§ **Entries taken from a collection**:
— Begin —

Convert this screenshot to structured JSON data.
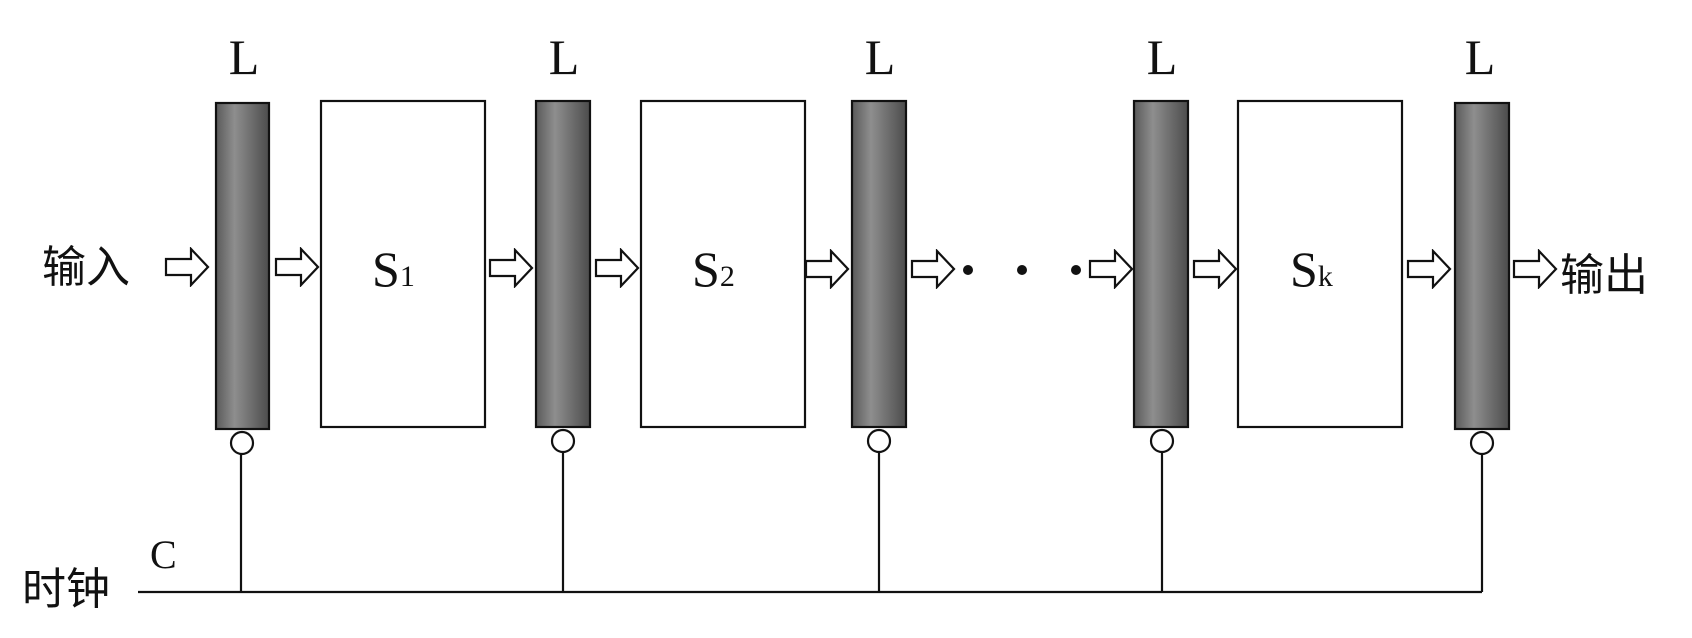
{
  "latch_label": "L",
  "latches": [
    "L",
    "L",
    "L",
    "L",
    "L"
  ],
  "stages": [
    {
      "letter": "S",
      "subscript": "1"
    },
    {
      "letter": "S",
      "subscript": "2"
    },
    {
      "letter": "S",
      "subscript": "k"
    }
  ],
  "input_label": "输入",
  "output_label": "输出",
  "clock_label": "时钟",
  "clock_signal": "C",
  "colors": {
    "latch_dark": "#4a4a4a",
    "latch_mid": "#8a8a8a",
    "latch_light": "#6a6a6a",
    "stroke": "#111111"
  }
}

— End —
— Begin —

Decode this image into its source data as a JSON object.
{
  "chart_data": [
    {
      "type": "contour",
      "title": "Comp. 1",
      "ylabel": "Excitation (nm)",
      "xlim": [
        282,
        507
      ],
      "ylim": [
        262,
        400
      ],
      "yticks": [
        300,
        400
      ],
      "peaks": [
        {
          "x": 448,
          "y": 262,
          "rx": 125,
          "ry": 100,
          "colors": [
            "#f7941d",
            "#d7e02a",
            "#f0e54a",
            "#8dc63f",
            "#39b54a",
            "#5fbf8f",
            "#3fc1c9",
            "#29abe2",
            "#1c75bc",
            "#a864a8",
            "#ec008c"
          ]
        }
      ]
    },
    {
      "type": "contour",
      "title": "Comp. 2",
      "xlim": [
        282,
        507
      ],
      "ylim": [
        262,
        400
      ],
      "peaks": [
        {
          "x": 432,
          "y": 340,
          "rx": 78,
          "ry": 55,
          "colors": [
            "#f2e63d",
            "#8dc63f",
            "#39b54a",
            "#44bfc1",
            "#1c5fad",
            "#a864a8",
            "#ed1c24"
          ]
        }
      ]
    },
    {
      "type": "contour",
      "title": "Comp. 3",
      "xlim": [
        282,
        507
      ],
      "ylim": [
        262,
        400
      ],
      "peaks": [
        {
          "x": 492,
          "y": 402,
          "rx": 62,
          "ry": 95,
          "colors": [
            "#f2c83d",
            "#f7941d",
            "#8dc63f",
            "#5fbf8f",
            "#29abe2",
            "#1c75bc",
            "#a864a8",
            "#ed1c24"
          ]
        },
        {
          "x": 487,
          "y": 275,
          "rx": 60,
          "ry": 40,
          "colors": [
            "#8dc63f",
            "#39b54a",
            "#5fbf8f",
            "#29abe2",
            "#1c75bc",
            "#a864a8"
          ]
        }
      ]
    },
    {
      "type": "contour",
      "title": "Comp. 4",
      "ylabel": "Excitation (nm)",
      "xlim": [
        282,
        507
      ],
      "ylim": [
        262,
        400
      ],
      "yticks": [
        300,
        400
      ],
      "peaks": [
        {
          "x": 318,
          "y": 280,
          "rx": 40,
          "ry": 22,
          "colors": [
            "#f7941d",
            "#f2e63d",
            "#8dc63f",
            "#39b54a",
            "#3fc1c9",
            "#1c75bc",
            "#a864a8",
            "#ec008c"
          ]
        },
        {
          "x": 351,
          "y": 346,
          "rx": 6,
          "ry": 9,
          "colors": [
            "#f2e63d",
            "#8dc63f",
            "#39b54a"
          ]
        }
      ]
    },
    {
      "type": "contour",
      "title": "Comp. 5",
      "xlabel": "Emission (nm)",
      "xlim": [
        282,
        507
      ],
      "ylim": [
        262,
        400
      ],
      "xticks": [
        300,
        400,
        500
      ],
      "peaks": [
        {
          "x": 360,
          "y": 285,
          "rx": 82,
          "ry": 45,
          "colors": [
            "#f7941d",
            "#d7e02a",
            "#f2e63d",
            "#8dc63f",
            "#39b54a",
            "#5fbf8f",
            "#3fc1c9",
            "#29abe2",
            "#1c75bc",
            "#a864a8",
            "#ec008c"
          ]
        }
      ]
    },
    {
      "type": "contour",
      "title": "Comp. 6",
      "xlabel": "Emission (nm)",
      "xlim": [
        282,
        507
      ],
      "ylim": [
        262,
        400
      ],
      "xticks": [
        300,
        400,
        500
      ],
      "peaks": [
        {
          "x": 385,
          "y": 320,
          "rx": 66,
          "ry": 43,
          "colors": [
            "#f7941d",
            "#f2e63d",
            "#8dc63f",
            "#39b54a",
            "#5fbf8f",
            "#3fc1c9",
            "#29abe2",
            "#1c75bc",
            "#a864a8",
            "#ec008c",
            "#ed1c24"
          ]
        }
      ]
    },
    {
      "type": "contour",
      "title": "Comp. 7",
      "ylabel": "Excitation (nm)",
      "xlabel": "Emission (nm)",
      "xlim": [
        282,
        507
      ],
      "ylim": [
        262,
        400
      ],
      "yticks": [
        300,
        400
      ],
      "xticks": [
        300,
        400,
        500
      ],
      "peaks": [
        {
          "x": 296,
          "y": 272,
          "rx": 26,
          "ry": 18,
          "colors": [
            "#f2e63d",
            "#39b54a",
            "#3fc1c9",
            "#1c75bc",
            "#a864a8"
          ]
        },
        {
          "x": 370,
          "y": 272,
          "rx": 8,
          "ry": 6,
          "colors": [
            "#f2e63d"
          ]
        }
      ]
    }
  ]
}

— End —

§ **WHAT THE EXERCISE ASKS**: Where a line contains the string "title", extract that line.

§ **WORKED SOLUTION**:
      "title": "Comp. 1",
      "title": "Comp. 2",
      "title": "Comp. 3",
      "title": "Comp. 4",
      "title": "Comp. 5",
      "title": "Comp. 6",
      "title": "Comp. 7",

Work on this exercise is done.